▶ _Data provided_
####################

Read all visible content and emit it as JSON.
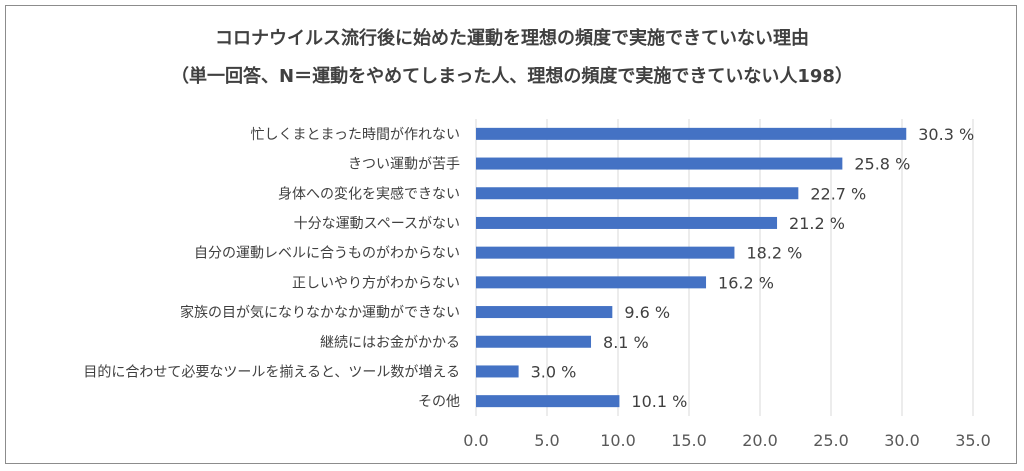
{
  "chart_data": {
    "type": "bar",
    "orientation": "horizontal",
    "title": "コロナウイルス流行後に始めた運動を理想の頻度で実施できていない理由",
    "subtitle": "（単一回答、N＝運動をやめてしまった人、理想の頻度で実施できていない人198）",
    "categories": [
      "忙しくまとまった時間が作れない",
      "きつい運動が苦手",
      "身体への変化を実感できない",
      "十分な運動スペースがない",
      "自分の運動レベルに合うものがわからない",
      "正しいやり方がわからない",
      "家族の目が気になりなかなか運動ができない",
      "継続にはお金がかかる",
      "目的に合わせて必要なツールを揃えると、ツール数が増える",
      "その他"
    ],
    "values": [
      30.3,
      25.8,
      22.7,
      21.2,
      18.2,
      16.2,
      9.6,
      8.1,
      3.0,
      10.1
    ],
    "value_labels": [
      "30.3 %",
      "25.8 %",
      "22.7 %",
      "21.2 %",
      "18.2 %",
      "16.2 %",
      "9.6 %",
      "8.1 %",
      "3.0 %",
      "10.1 %"
    ],
    "xlim": [
      0,
      35
    ],
    "xticks": [
      "0.0",
      "5.0",
      "10.0",
      "15.0",
      "20.0",
      "25.0",
      "30.0",
      "35.0"
    ],
    "grid": "vertical",
    "legend": "none",
    "bar_color": "#4472c4",
    "grid_color": "#d9d9d9"
  }
}
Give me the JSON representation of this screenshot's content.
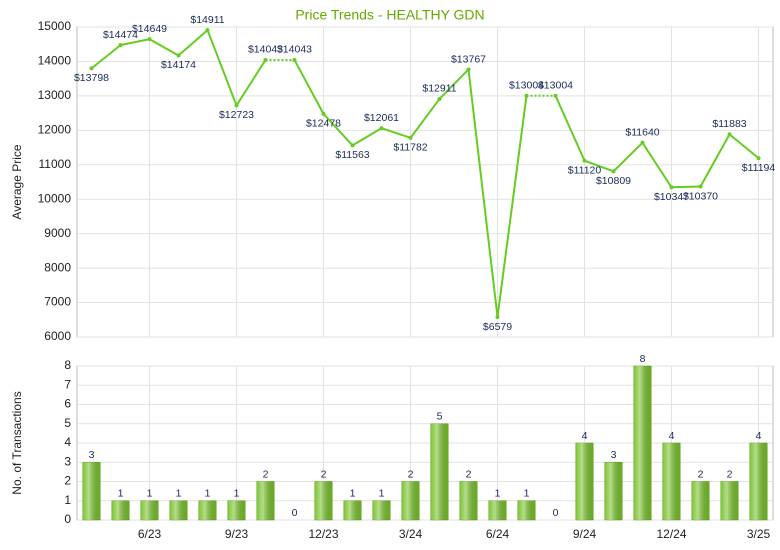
{
  "chart_data": [
    {
      "type": "line",
      "title": "Price Trends - HEALTHY GDN",
      "y_label": "Average Price",
      "values": [
        13798,
        14474,
        14649,
        14174,
        14911,
        12723,
        14043,
        14043,
        12478,
        11563,
        12061,
        11782,
        12911,
        13767,
        6579,
        13004,
        13004,
        11120,
        10809,
        11640,
        10347,
        10370,
        11883,
        11194
      ],
      "value_labels": [
        "$13798",
        "$14474",
        "$14649",
        "$14174",
        "$14911",
        "$12723",
        "$14043",
        "$14043",
        "$12478",
        "$11563",
        "$12061",
        "$11782",
        "$12911",
        "$13767",
        "$6579",
        "$13004",
        "$13004",
        "$11120",
        "$10809",
        "$11640",
        "$10347",
        "$10370",
        "$11883",
        "$11194"
      ],
      "color": "#66cc22",
      "ylim": [
        6000,
        15000
      ],
      "yticks": [
        6000,
        7000,
        8000,
        9000,
        10000,
        11000,
        12000,
        13000,
        14000,
        15000
      ],
      "grid": true
    },
    {
      "type": "bar",
      "y_label": "No. of Transactions",
      "categories": [
        null,
        null,
        "6/23",
        null,
        null,
        "9/23",
        null,
        null,
        "12/23",
        null,
        null,
        "3/24",
        null,
        null,
        "6/24",
        null,
        null,
        "9/24",
        null,
        null,
        "12/24",
        null,
        null,
        "3/25"
      ],
      "values": [
        3,
        1,
        1,
        1,
        1,
        1,
        2,
        0,
        2,
        1,
        1,
        2,
        5,
        2,
        1,
        1,
        0,
        4,
        3,
        8,
        4,
        2,
        2,
        4
      ],
      "color": "#77c22a",
      "ylim": [
        0,
        8
      ],
      "yticks": [
        0,
        1,
        2,
        3,
        4,
        5,
        6,
        7,
        8
      ],
      "grid": true
    }
  ]
}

####################

▶ _Set exercise_
Without the pictures, write out every entry precisely as it appears.

▶ _Result of the task_
Read all visible content and emit it as JSON.
{
  "chart_data": {
    "type": "bar",
    "orientation": "horizontal",
    "title": "コロナウイルス流行後に始めた運動を理想の頻度で実施できていない理由",
    "subtitle": "（単一回答、N＝運動をやめてしまった人、理想の頻度で実施できていない人198）",
    "categories": [
      "忙しくまとまった時間が作れない",
      "きつい運動が苦手",
      "身体への変化を実感できない",
      "十分な運動スペースがない",
      "自分の運動レベルに合うものがわからない",
      "正しいやり方がわからない",
      "家族の目が気になりなかなか運動ができない",
      "継続にはお金がかかる",
      "目的に合わせて必要なツールを揃えると、ツール数が増える",
      "その他"
    ],
    "values": [
      30.3,
      25.8,
      22.7,
      21.2,
      18.2,
      16.2,
      9.6,
      8.1,
      3.0,
      10.1
    ],
    "value_labels": [
      "30.3 %",
      "25.8 %",
      "22.7 %",
      "21.2 %",
      "18.2 %",
      "16.2 %",
      "9.6 %",
      "8.1 %",
      "3.0 %",
      "10.1 %"
    ],
    "xlim": [
      0,
      35
    ],
    "xticks": [
      "0.0",
      "5.0",
      "10.0",
      "15.0",
      "20.0",
      "25.0",
      "30.0",
      "35.0"
    ],
    "grid": "vertical",
    "legend": "none",
    "bar_color": "#4472c4",
    "grid_color": "#d9d9d9"
  }
}
Give me the JSON representation of this screenshot's content.
{
  "chart_data": [
    {
      "type": "line",
      "title": "Price Trends - HEALTHY GDN",
      "y_label": "Average Price",
      "values": [
        13798,
        14474,
        14649,
        14174,
        14911,
        12723,
        14043,
        14043,
        12478,
        11563,
        12061,
        11782,
        12911,
        13767,
        6579,
        13004,
        13004,
        11120,
        10809,
        11640,
        10347,
        10370,
        11883,
        11194
      ],
      "value_labels": [
        "$13798",
        "$14474",
        "$14649",
        "$14174",
        "$14911",
        "$12723",
        "$14043",
        "$14043",
        "$12478",
        "$11563",
        "$12061",
        "$11782",
        "$12911",
        "$13767",
        "$6579",
        "$13004",
        "$13004",
        "$11120",
        "$10809",
        "$11640",
        "$10347",
        "$10370",
        "$11883",
        "$11194"
      ],
      "color": "#66cc22",
      "ylim": [
        6000,
        15000
      ],
      "yticks": [
        6000,
        7000,
        8000,
        9000,
        10000,
        11000,
        12000,
        13000,
        14000,
        15000
      ],
      "grid": true
    },
    {
      "type": "bar",
      "y_label": "No. of Transactions",
      "categories": [
        null,
        null,
        "6/23",
        null,
        null,
        "9/23",
        null,
        null,
        "12/23",
        null,
        null,
        "3/24",
        null,
        null,
        "6/24",
        null,
        null,
        "9/24",
        null,
        null,
        "12/24",
        null,
        null,
        "3/25"
      ],
      "values": [
        3,
        1,
        1,
        1,
        1,
        1,
        2,
        0,
        2,
        1,
        1,
        2,
        5,
        2,
        1,
        1,
        0,
        4,
        3,
        8,
        4,
        2,
        2,
        4
      ],
      "color": "#77c22a",
      "ylim": [
        0,
        8
      ],
      "yticks": [
        0,
        1,
        2,
        3,
        4,
        5,
        6,
        7,
        8
      ],
      "grid": true
    }
  ]
}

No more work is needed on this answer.